Data excerpts:
┌────────

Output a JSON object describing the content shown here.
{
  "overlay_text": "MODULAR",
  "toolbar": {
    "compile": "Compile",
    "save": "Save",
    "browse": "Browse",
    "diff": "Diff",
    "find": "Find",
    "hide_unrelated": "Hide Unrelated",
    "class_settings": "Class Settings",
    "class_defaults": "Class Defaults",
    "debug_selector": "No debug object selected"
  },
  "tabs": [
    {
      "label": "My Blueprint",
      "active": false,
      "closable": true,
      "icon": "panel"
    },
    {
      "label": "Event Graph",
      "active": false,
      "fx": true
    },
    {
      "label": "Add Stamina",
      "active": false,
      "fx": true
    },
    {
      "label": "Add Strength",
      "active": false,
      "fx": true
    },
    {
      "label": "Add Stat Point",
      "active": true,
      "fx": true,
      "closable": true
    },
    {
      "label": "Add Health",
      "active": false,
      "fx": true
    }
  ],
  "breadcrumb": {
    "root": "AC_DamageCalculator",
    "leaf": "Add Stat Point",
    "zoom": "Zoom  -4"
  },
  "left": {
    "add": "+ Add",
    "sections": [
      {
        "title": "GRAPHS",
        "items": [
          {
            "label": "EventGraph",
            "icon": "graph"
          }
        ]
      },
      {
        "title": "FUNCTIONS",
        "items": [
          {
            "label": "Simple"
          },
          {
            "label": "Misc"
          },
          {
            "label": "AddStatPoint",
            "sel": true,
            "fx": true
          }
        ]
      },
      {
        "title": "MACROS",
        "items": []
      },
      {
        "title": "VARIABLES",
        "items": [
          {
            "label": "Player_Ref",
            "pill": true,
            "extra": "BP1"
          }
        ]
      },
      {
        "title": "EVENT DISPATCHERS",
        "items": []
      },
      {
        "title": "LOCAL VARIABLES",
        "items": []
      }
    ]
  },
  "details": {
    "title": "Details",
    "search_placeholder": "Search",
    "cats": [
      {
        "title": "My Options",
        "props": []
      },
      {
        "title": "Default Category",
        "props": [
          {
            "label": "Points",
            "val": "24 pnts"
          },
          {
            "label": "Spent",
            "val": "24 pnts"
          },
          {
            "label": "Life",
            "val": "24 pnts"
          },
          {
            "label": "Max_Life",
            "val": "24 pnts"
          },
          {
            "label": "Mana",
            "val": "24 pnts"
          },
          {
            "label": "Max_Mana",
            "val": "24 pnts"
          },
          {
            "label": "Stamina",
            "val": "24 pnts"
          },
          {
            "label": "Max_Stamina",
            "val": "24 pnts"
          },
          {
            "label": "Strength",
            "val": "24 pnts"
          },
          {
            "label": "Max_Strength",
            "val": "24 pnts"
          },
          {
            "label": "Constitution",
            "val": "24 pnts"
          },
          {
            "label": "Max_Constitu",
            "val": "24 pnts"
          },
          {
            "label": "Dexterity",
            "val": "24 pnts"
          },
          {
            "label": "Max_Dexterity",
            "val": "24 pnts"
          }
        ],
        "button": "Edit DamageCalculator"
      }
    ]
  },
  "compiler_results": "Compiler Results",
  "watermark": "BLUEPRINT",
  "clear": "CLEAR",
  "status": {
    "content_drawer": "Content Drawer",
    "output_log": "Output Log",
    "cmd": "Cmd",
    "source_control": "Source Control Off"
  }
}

└────────

• Task description:
From the records above, pull out every line containing the word "Class".

• Result of the exercise:
    "class_settings": "Class Settings",
    "class_defaults": "Class Defaults",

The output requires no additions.